* _Input data_
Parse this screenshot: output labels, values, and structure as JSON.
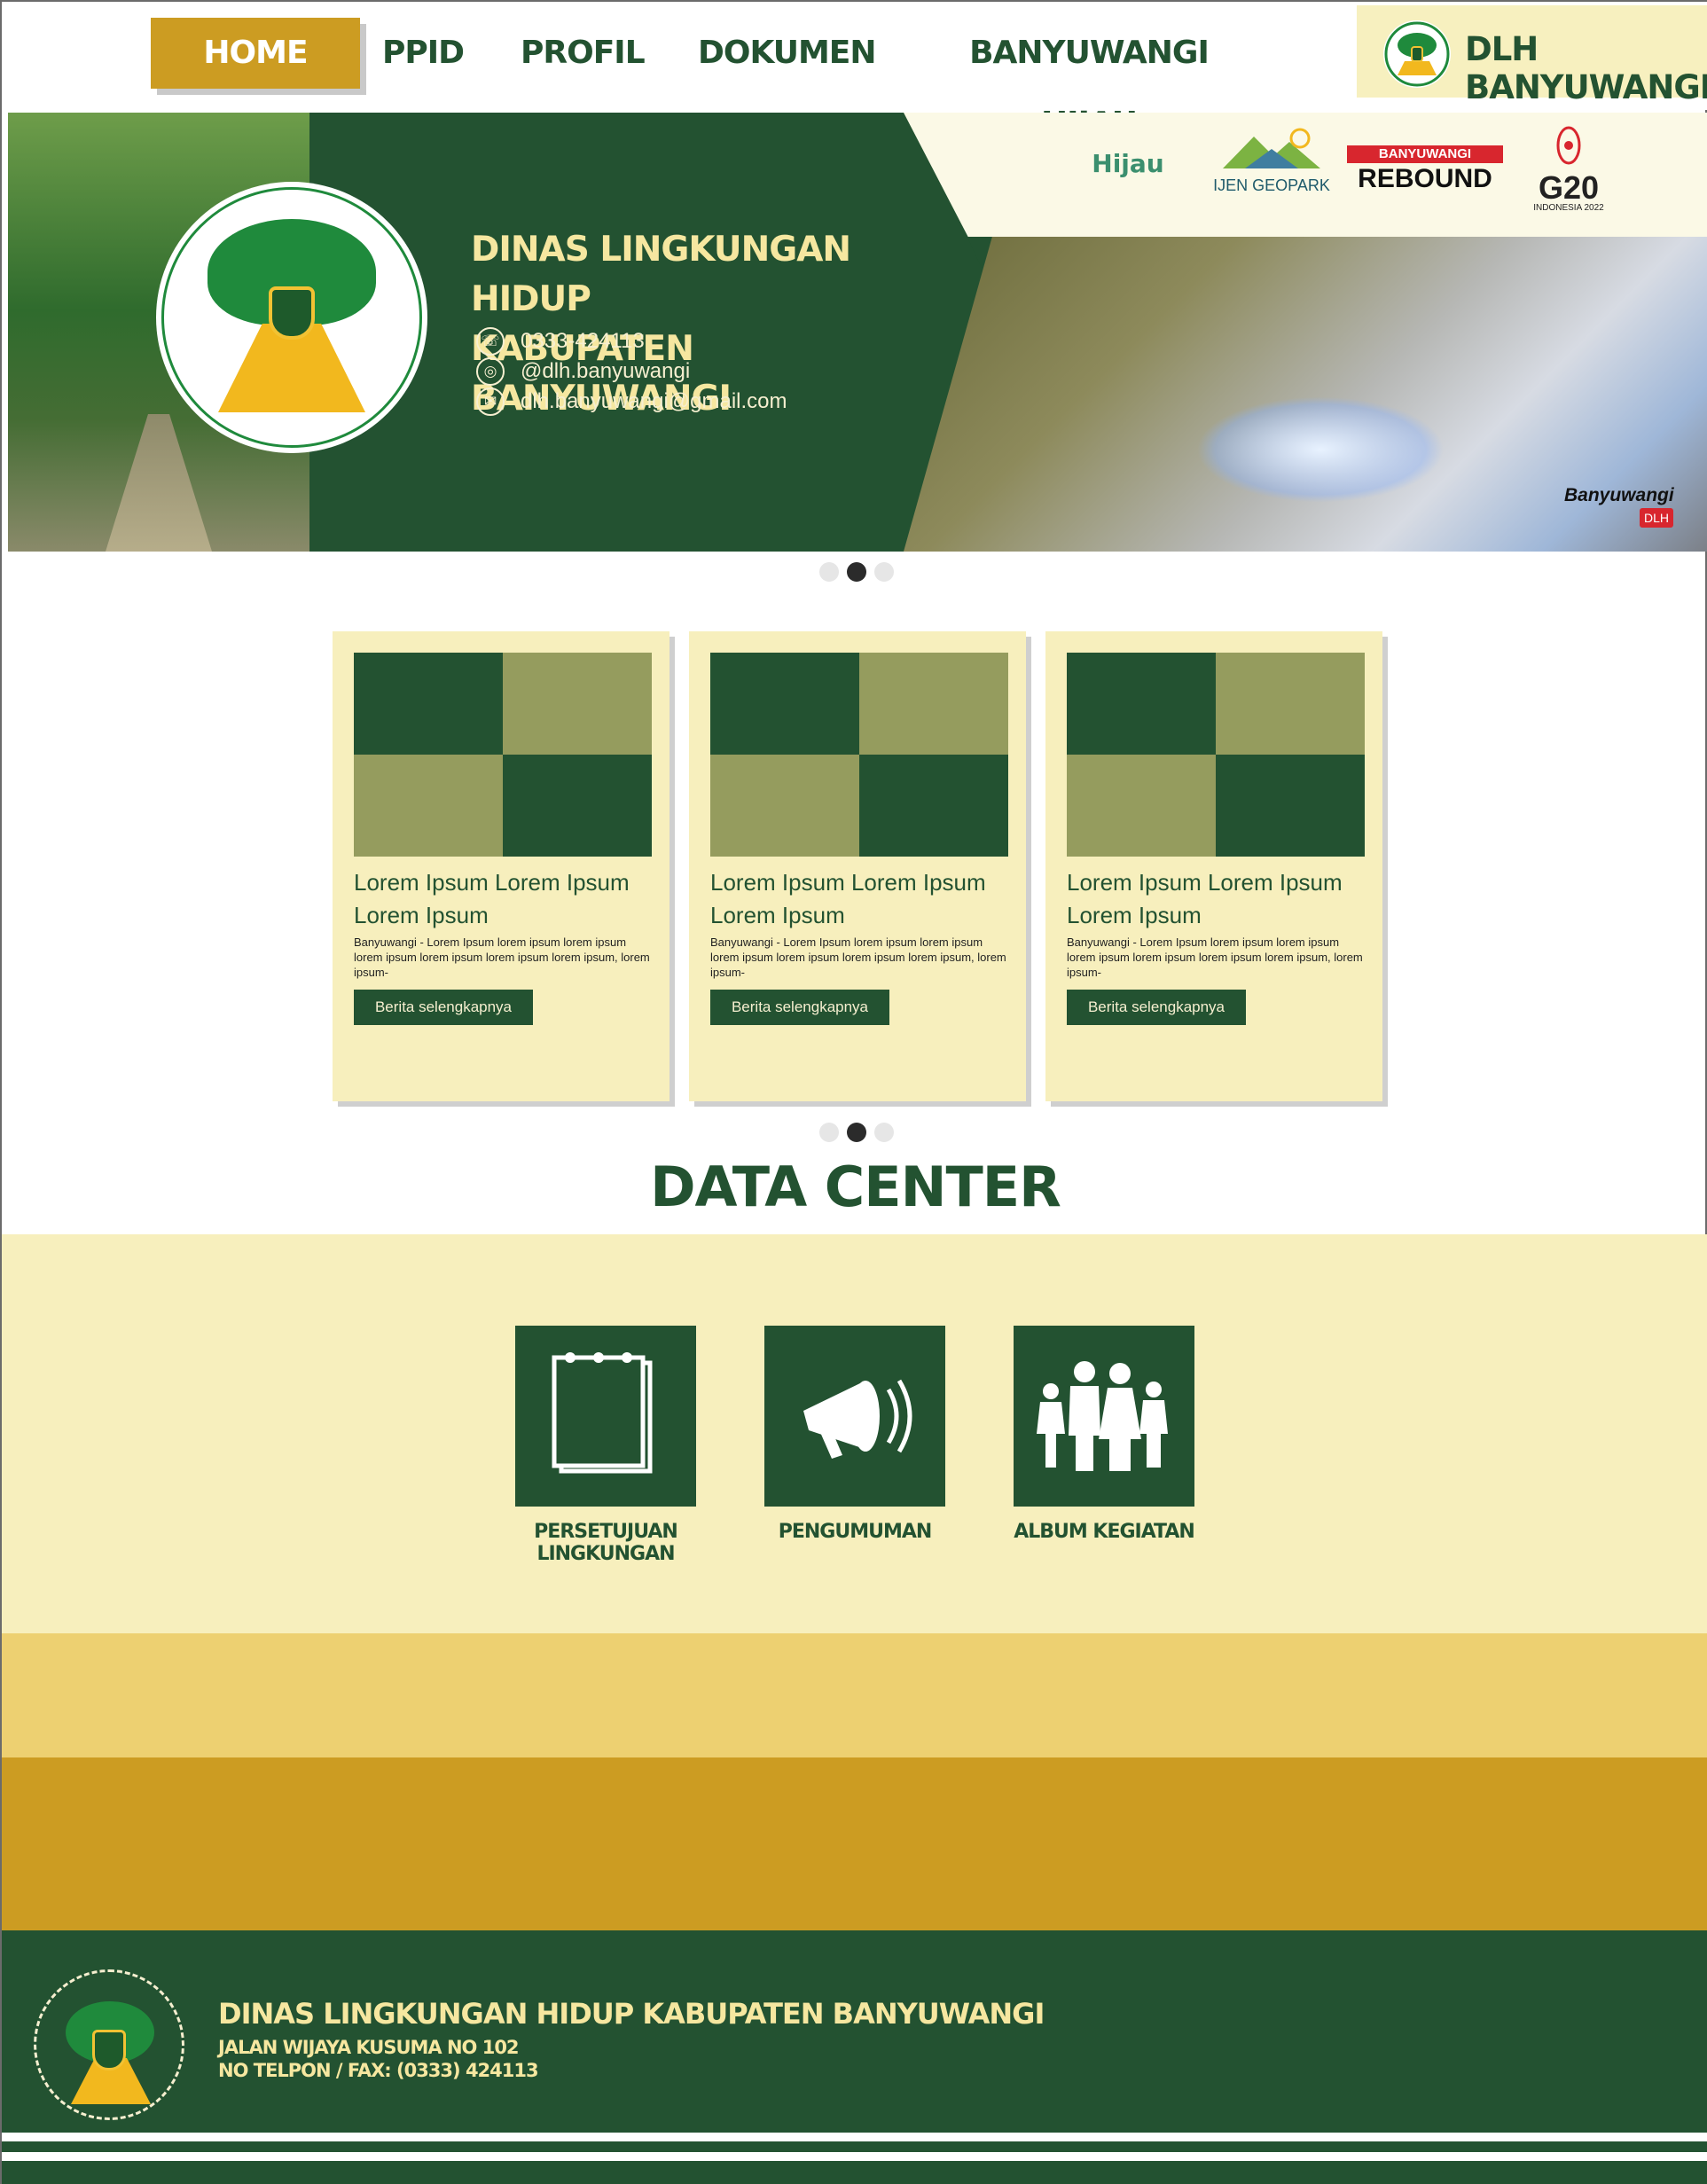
{
  "nav": {
    "items": [
      "HOME",
      "PPID",
      "PROFIL",
      "DOKUMEN",
      "BANYUWANGI HIJAU"
    ],
    "brand": "DLH BANYUWANGI"
  },
  "hero": {
    "title_line1": "DINAS LINGKUNGAN HIDUP",
    "title_line2": "KABUPATEN BANYUWANGI",
    "phone": "0333-424113",
    "instagram": "@dlh.banyuwangi",
    "email": "dlh.banyuwangi@gmail.com",
    "partners": {
      "hijau": "Hijau",
      "ijen": "IJEN GEOPARK",
      "rebound_top": "BANYUWANGI",
      "rebound": "REBOUND",
      "g20": "G20",
      "g20_sub": "INDONESIA 2022"
    },
    "watermark": "Banyuwangi",
    "watermark_sub": "DLH",
    "slide_count": 3,
    "active_slide": 2
  },
  "news": {
    "cards": [
      {
        "title": "Lorem Ipsum Lorem Ipsum Lorem Ipsum",
        "excerpt": "Banyuwangi - Lorem Ipsum lorem ipsum lorem ipsum lorem ipsum lorem ipsum lorem ipsum lorem ipsum, lorem ipsum-",
        "button": "Berita selengkapnya"
      },
      {
        "title": "Lorem Ipsum Lorem Ipsum Lorem Ipsum",
        "excerpt": "Banyuwangi - Lorem Ipsum lorem ipsum lorem ipsum lorem ipsum lorem ipsum lorem ipsum lorem ipsum, lorem ipsum-",
        "button": "Berita selengkapnya"
      },
      {
        "title": "Lorem Ipsum Lorem Ipsum Lorem Ipsum",
        "excerpt": "Banyuwangi - Lorem Ipsum lorem ipsum lorem ipsum lorem ipsum lorem ipsum lorem ipsum lorem ipsum, lorem ipsum-",
        "button": "Berita selengkapnya"
      }
    ],
    "active_slide": 2
  },
  "data_center": {
    "title": "DATA CENTER",
    "items": [
      {
        "label": "PERSETUJUAN LINGKUNGAN",
        "icon": "notepad-icon"
      },
      {
        "label": "PENGUMUMAN",
        "icon": "megaphone-icon"
      },
      {
        "label": "ALBUM KEGIATAN",
        "icon": "family-icon"
      }
    ]
  },
  "footer": {
    "name": "DINAS LINGKUNGAN HIDUP KABUPATEN BANYUWANGI",
    "address": "JALAN WIJAYA KUSUMA NO 102",
    "phone": "NO TELPON / FAX: (0333) 424113"
  },
  "colors": {
    "primary_green": "#235231",
    "gold": "#cc9c22",
    "cream": "#f7efbd",
    "yellow": "#edd071",
    "olive": "#959c5e"
  }
}
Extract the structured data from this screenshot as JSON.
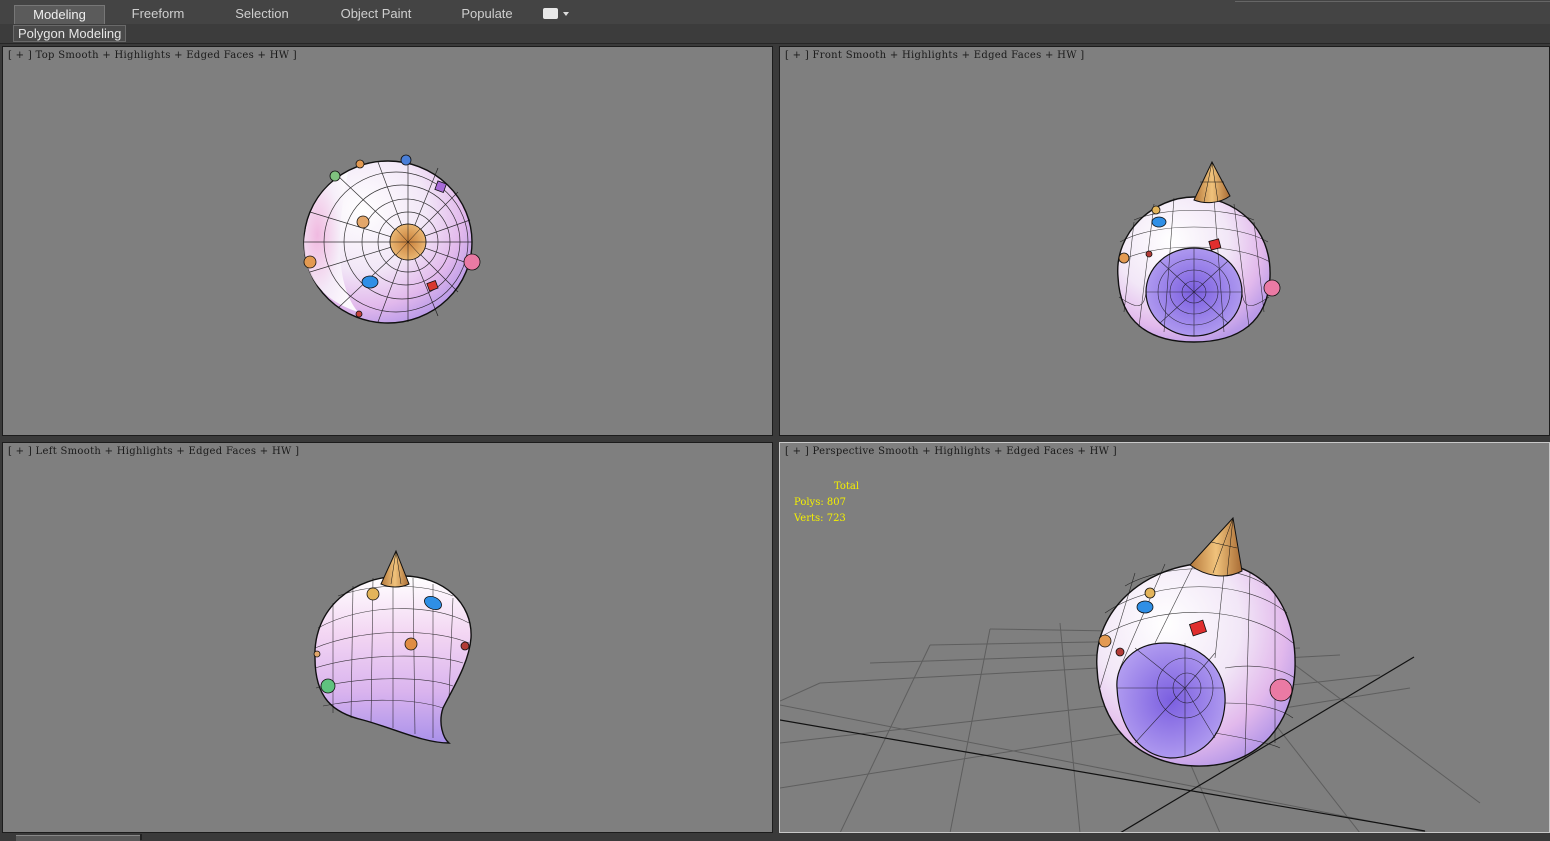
{
  "ribbon": {
    "tabs": [
      {
        "label": "Modeling",
        "active": true
      },
      {
        "label": "Freeform",
        "active": false
      },
      {
        "label": "Selection",
        "active": false
      },
      {
        "label": "Object Paint",
        "active": false
      },
      {
        "label": "Populate",
        "active": false
      }
    ],
    "panel_label": "Polygon Modeling"
  },
  "viewports": {
    "top": {
      "plus": "[ + ]",
      "name": "Top",
      "shading": "Smooth + Highlights + Edged Faces + HW",
      "close": "]"
    },
    "front": {
      "plus": "[ + ]",
      "name": "Front",
      "shading": "Smooth + Highlights + Edged Faces + HW",
      "close": "]"
    },
    "left": {
      "plus": "[ + ]",
      "name": "Left",
      "shading": "Smooth + Highlights + Edged Faces + HW",
      "close": "]"
    },
    "perspective": {
      "plus": "[ + ]",
      "name": "Perspective",
      "shading": "Smooth + Highlights + Edged Faces + HW",
      "close": "]",
      "stats": {
        "total_label": "Total",
        "polys": "Polys: 807",
        "verts": "Verts: 723"
      }
    }
  },
  "colors": {
    "viewport_bg": "#7f7f7f",
    "mesh_white": "#f4f0fb",
    "mesh_pink": "#e6b7e6",
    "mesh_purple": "#9b82e6",
    "cone": "#d9a25a",
    "stats_text": "#f4f000"
  }
}
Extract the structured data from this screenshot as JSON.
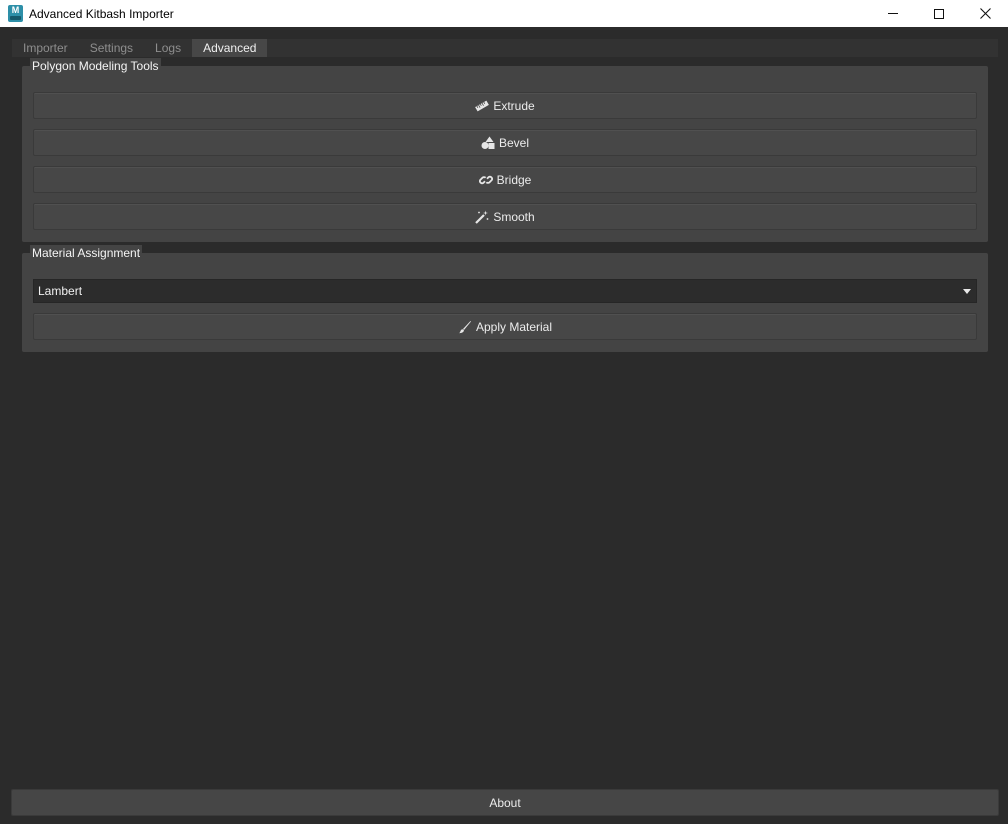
{
  "window": {
    "title": "Advanced Kitbash Importer",
    "app_icon_letter": "M",
    "controls": [
      "minimize-icon",
      "maximize-icon",
      "close-icon"
    ]
  },
  "tabs": [
    {
      "label": "Importer",
      "active": false
    },
    {
      "label": "Settings",
      "active": false
    },
    {
      "label": "Logs",
      "active": false
    },
    {
      "label": "Advanced",
      "active": true
    }
  ],
  "polygon_tools": {
    "title": "Polygon Modeling Tools",
    "buttons": [
      {
        "label": "Extrude",
        "icon": "ruler-icon"
      },
      {
        "label": "Bevel",
        "icon": "shapes-icon"
      },
      {
        "label": "Bridge",
        "icon": "link-icon"
      },
      {
        "label": "Smooth",
        "icon": "magic-wand-icon"
      }
    ]
  },
  "material": {
    "title": "Material Assignment",
    "selected": "Lambert",
    "apply_label": "Apply Material",
    "apply_icon": "paint-brush-icon"
  },
  "footer": {
    "about_label": "About"
  },
  "colors": {
    "background": "#2b2b2b",
    "panel": "#444444",
    "button": "#474747",
    "active_tab": "#474747",
    "text": "#e6e6e6"
  }
}
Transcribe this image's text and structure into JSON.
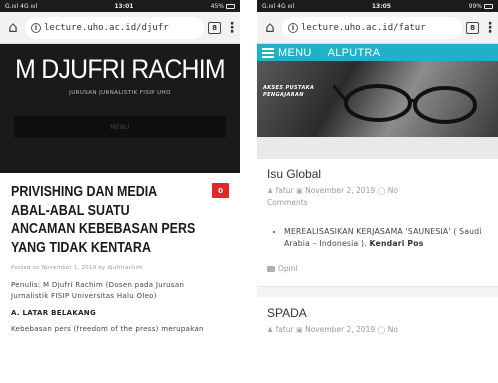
{
  "left": {
    "status": {
      "carrier": "G.ıııl 4G ıııl",
      "time": "13:01",
      "battery": "45%"
    },
    "browser": {
      "url": "lecture.uho.ac.id/djufr",
      "tabs_count": "8"
    },
    "site": {
      "title": "M DJUFRI RACHIM",
      "subtitle": "JURUSAN JURNALISTIK FISIP UHO",
      "menu_label": "MENU"
    },
    "article": {
      "title_lines": [
        "PRIVISHING DAN MEDIA",
        "ABAL-ABAL SUATU",
        "ANCAMAN KEBEBASAN PERS",
        "YANG TIDAK KENTARA"
      ],
      "comment_count": "0",
      "posted": "Posted on November 1, 2019 by djufrirachim",
      "author_lines": [
        "Penulis: M Djufri Rachim (Dosen pada Jurusan",
        "Jurnalistik FISIP Universitas Halu Oleo)"
      ],
      "section_heading": "A. LATAR BELAKANG",
      "body_start": "Kebebasan pers (freedom of the press) merupakan"
    }
  },
  "right": {
    "status": {
      "carrier": "G.ıııl 4G ıııl",
      "time": "13:05",
      "battery": "99%"
    },
    "browser": {
      "url": "lecture.uho.ac.id/fatur",
      "tabs_count": "8"
    },
    "menu": {
      "label": "MENU",
      "brand": "ALPUTRA"
    },
    "hero": {
      "caption_lines": [
        "AKSES PUSTAKA",
        "PENGAJARAN"
      ]
    },
    "posts": [
      {
        "title": "Isu Global",
        "author": "fatur",
        "date": "November 2, 2019",
        "comments_line1": "No",
        "comments_line2": "Comments",
        "list_item": "MEREALISASIKAN KERJASAMA 'SAUNESIA' ( Saudi Arabia – Indonesia ).",
        "list_item_bold": "Kendari Pos",
        "category": "Opini"
      },
      {
        "title": "SPADA",
        "author": "fatur",
        "date": "November 2, 2019",
        "comments_line1": "No"
      }
    ]
  },
  "colors": {
    "accent_teal": "#1fb2c7",
    "badge_red": "#e3262a",
    "header_dark": "#1a1a1a"
  },
  "icons": [
    "home-icon",
    "info-icon",
    "tabs-icon",
    "kebab-menu-icon",
    "hamburger-icon",
    "user-icon",
    "calendar-icon",
    "comment-icon",
    "folder-icon"
  ]
}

* _Exercise_
Identify each line in the records above containing the word "HIDUP"; copy those lines.

* _Finished answer_
    "title_line1": "DINAS LINGKUNGAN HIDUP",
    "name": "DINAS LINGKUNGAN HIDUP KABUPATEN BANYUWANGI",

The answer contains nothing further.